EXERCISE TASK:
Report how many lines of the listing below include the word "title". Give nothing but the number.

start ENTRIES PROVIDED

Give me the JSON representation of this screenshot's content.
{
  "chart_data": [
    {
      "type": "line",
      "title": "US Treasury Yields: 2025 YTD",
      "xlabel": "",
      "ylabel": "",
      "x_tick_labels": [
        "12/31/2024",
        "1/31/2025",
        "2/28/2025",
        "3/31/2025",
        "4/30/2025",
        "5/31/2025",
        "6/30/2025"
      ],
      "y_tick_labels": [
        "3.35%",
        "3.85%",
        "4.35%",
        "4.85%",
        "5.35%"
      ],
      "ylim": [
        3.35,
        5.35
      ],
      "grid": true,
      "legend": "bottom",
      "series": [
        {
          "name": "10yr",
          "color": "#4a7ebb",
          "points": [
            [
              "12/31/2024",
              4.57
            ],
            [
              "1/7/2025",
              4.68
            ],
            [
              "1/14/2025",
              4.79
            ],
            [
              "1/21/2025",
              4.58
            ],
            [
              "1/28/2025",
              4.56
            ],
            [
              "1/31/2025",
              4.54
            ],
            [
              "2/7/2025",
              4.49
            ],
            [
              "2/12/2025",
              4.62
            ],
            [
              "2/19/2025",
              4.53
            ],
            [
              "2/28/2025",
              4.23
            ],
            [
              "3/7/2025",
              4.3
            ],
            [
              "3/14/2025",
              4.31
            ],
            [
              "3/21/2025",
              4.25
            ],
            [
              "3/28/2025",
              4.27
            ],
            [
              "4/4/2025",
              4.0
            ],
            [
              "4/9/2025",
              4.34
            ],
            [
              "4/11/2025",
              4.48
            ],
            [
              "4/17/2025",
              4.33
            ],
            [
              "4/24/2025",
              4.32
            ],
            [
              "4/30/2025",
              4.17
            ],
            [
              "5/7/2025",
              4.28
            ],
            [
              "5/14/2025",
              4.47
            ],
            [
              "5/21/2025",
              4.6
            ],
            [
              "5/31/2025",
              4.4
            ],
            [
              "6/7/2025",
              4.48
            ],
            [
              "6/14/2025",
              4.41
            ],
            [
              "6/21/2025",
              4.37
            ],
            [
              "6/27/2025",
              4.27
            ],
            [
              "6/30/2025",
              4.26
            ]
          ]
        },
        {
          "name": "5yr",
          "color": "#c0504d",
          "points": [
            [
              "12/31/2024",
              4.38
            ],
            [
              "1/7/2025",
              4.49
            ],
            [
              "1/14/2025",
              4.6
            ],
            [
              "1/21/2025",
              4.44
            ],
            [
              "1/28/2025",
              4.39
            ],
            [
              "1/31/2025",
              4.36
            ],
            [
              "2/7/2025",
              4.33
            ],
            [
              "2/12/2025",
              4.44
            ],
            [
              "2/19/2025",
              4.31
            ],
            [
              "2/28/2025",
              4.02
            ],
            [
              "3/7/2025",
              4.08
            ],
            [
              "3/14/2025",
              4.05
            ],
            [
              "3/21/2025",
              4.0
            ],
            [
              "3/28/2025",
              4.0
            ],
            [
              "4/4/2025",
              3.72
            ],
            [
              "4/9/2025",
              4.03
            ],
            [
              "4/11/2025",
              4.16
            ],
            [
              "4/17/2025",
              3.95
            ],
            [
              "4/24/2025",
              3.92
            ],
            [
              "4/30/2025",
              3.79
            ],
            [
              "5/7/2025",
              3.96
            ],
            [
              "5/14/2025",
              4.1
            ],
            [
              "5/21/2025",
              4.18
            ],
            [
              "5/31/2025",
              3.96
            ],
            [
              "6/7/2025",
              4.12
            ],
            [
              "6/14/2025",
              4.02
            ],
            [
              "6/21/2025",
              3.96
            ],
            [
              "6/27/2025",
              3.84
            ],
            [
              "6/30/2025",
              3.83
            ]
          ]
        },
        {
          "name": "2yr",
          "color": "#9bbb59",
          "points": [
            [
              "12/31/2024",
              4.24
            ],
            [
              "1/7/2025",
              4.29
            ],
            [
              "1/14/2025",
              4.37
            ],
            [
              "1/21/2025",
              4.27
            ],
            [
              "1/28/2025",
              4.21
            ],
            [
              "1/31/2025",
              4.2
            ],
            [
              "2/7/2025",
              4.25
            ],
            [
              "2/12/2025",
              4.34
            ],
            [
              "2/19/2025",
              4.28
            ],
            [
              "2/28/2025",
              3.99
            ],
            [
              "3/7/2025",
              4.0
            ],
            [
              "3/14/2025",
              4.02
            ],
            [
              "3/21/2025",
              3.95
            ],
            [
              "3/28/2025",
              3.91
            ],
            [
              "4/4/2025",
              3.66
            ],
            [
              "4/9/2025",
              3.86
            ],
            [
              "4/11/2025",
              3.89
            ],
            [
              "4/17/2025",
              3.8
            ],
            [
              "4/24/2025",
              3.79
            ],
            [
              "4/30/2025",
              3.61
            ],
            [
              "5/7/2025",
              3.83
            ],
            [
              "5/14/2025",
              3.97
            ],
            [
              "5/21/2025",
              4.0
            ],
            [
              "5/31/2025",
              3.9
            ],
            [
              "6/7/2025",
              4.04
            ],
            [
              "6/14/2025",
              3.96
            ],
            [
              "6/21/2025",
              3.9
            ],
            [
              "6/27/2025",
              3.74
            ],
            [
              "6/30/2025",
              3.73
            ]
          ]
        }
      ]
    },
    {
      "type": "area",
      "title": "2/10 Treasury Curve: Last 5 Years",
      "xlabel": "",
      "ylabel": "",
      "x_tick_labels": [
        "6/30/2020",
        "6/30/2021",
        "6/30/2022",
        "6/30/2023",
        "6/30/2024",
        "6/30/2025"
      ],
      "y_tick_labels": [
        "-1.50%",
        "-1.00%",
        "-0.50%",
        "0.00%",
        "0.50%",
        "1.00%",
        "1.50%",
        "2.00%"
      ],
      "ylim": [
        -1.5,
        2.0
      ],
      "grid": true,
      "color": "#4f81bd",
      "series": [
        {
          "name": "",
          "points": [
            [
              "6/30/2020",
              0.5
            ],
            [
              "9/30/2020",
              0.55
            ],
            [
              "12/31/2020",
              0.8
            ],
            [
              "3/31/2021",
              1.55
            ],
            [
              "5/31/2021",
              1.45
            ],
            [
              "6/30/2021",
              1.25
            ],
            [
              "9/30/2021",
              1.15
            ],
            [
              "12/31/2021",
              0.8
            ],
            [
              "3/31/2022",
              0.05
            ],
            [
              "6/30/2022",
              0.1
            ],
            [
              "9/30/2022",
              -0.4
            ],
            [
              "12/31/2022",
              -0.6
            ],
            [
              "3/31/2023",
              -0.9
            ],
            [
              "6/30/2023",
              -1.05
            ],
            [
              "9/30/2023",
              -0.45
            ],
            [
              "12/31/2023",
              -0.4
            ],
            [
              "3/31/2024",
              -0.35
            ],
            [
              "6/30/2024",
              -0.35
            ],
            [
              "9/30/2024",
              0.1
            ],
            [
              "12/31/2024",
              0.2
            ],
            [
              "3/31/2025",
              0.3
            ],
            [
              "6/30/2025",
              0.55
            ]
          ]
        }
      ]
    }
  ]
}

end ENTRIES PROVIDED

SOLUTION:
2